» WHAT YOU NEED TO DO
1. In the email, rewrite the paragraph beginning "Apologies for coming late" as a shorter version that keeps its main facts.
2. According to the email, who pointed Mitch Zollinger to the thread?

» DOCUMENT
Re: Drastically cutting primary features [was Re: Last call for public comments on Web Crypto charter] from Henry Story on 2011-12-01 (public-identity@w3.org from December 2011)

From: Henry Story <henry.story@bblfish.net>
Date: Thu, 1 Dec 2011 09:48:24 +0100
To: Mitch Zollinger <mzollinger@netflix.com>
Cc: <public-identity@w3.org>
Message-Id: <A1C0F0AC-8CD8-4553-B8A5-9FE901003870@bblfish.net>
On 25 Nov 2011, at 08:19, Mitch Zollinger wrote:

> Apologies for coming late to this discussion. Mark Watson was kind enough to point my attention to this email thread & as I'm out on vacation (Happy Thanksgiving!) I haven't jumped in as soon as I should have.
> 
> After reading through the thread, I see two issues that I would like to address:
> 
> 1. TLS. Can't TLS do everything that is needed for a secure protocol?

» MATERIAL
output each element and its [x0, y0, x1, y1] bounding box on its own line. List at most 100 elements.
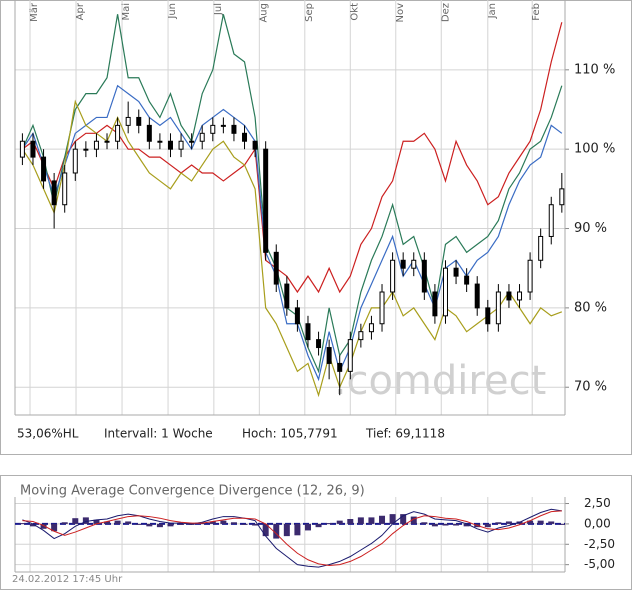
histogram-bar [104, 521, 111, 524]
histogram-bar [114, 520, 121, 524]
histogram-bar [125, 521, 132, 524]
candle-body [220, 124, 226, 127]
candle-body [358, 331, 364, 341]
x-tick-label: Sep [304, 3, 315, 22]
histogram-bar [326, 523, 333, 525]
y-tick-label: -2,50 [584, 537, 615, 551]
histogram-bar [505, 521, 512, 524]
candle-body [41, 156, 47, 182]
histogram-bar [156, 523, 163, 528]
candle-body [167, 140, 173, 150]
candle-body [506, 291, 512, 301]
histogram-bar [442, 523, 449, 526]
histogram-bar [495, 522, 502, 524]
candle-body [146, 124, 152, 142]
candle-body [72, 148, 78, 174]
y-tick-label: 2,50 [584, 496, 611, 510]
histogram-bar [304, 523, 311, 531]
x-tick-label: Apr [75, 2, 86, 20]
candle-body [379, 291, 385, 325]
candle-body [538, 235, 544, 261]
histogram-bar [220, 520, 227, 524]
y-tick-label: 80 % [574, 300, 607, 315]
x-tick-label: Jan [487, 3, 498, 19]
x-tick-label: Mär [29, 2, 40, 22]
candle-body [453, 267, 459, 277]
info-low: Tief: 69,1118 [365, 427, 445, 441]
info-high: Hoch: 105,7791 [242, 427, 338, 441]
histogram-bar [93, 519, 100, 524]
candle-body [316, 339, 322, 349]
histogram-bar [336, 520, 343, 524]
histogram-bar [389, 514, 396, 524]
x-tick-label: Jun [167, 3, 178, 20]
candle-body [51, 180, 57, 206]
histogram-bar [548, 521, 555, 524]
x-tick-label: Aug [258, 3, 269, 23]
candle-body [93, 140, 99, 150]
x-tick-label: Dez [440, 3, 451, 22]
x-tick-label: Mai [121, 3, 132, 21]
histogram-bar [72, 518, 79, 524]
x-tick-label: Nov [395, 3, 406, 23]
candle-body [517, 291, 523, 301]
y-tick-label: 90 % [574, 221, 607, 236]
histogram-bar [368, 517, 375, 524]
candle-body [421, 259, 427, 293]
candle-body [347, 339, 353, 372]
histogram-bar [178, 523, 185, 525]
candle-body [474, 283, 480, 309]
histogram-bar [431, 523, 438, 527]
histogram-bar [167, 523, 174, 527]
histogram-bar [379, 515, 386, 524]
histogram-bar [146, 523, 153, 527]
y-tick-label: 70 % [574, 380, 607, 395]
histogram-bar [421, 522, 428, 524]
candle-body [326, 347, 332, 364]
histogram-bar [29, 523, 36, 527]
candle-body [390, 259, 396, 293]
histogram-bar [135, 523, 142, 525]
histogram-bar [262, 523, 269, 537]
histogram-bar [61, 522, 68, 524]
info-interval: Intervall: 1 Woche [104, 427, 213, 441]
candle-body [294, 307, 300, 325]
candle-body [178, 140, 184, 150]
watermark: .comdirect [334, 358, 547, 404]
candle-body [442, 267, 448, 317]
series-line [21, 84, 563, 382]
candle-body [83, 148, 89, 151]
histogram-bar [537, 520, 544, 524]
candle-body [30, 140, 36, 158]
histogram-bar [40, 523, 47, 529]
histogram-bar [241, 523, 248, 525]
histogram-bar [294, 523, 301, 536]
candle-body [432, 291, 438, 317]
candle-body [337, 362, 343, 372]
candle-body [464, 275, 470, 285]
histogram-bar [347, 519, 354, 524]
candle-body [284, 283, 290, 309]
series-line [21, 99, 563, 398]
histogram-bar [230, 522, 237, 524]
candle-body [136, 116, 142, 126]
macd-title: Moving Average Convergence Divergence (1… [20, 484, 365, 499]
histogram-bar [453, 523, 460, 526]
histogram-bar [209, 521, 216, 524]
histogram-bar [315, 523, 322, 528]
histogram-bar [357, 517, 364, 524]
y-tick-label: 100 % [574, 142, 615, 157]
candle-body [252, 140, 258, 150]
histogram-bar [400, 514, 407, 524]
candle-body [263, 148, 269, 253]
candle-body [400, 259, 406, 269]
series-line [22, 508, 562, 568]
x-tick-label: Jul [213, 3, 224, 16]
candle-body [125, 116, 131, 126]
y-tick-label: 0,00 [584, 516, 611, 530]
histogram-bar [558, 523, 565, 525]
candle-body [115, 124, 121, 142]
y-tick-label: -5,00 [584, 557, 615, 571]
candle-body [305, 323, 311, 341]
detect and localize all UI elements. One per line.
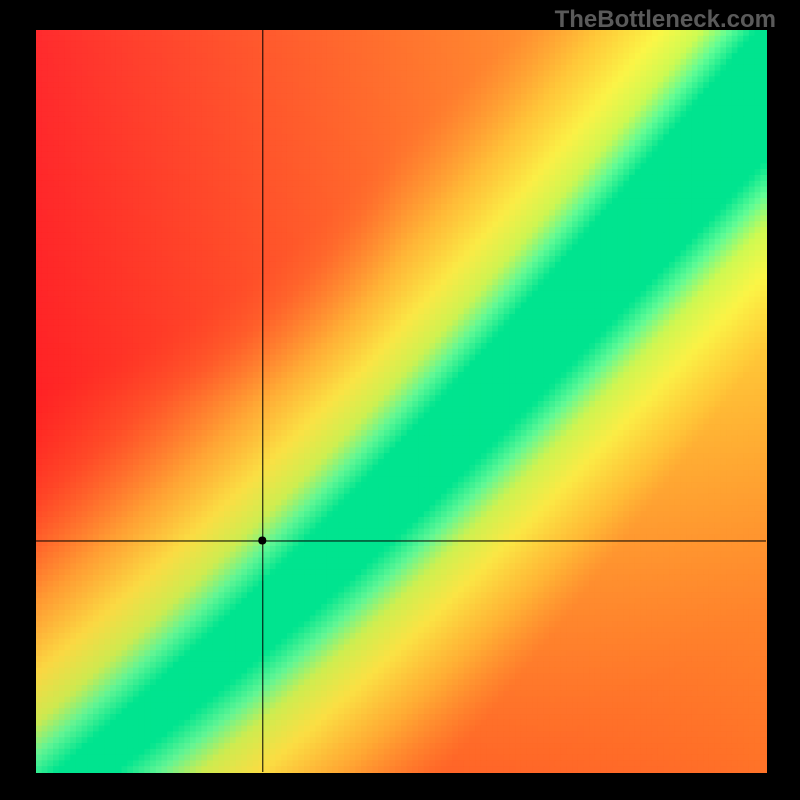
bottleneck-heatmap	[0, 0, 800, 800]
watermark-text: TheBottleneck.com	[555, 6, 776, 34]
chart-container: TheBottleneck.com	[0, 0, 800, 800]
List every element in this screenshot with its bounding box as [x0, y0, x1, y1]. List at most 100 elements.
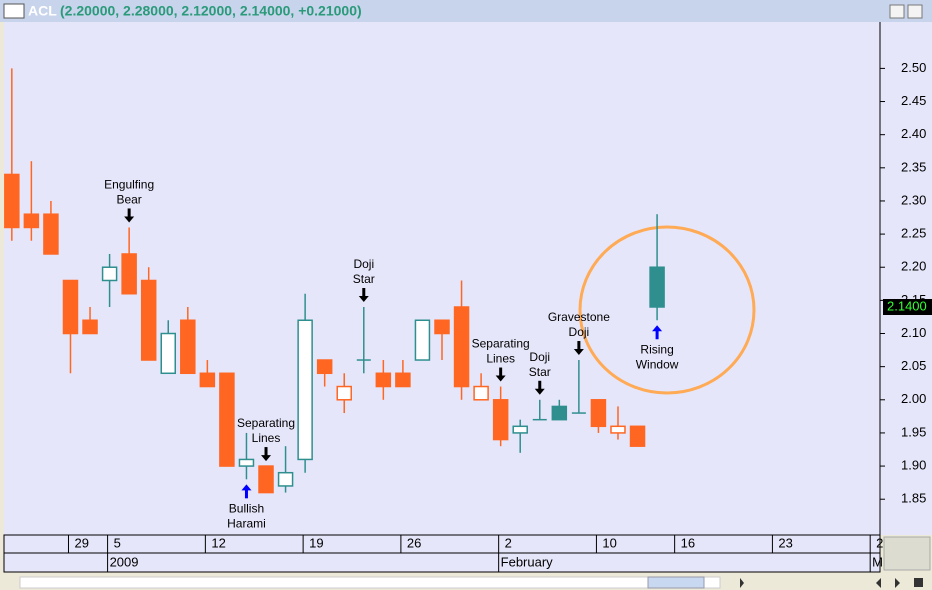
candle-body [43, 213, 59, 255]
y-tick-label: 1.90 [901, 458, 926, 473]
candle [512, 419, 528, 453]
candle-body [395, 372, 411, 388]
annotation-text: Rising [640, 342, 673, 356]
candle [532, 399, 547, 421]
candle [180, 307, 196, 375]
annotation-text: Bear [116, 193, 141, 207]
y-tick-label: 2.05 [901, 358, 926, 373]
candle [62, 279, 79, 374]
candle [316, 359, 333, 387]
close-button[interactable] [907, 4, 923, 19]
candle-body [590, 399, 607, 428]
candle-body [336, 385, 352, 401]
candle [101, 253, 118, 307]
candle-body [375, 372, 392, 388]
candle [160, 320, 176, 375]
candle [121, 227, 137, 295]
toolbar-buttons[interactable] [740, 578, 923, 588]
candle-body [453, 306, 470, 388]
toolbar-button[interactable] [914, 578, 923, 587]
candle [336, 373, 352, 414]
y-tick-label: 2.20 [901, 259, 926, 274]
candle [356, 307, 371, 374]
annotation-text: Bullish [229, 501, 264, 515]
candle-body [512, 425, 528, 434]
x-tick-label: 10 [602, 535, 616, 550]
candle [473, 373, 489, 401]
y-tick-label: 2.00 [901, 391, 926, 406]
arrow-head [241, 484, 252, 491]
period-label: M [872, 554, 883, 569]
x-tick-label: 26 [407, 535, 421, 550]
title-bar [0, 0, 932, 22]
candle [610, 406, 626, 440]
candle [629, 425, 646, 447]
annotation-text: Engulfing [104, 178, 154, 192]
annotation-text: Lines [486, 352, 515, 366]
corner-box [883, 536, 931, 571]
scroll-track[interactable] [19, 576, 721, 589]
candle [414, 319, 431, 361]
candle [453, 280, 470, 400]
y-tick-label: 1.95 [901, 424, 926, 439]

» ANSWERS
1. The writer apologizes for joining the discussion late. Mark Watson pointed out the thread, but being on vacation for Thanksgiving kept the writer from replying sooner.

2. Mark Watson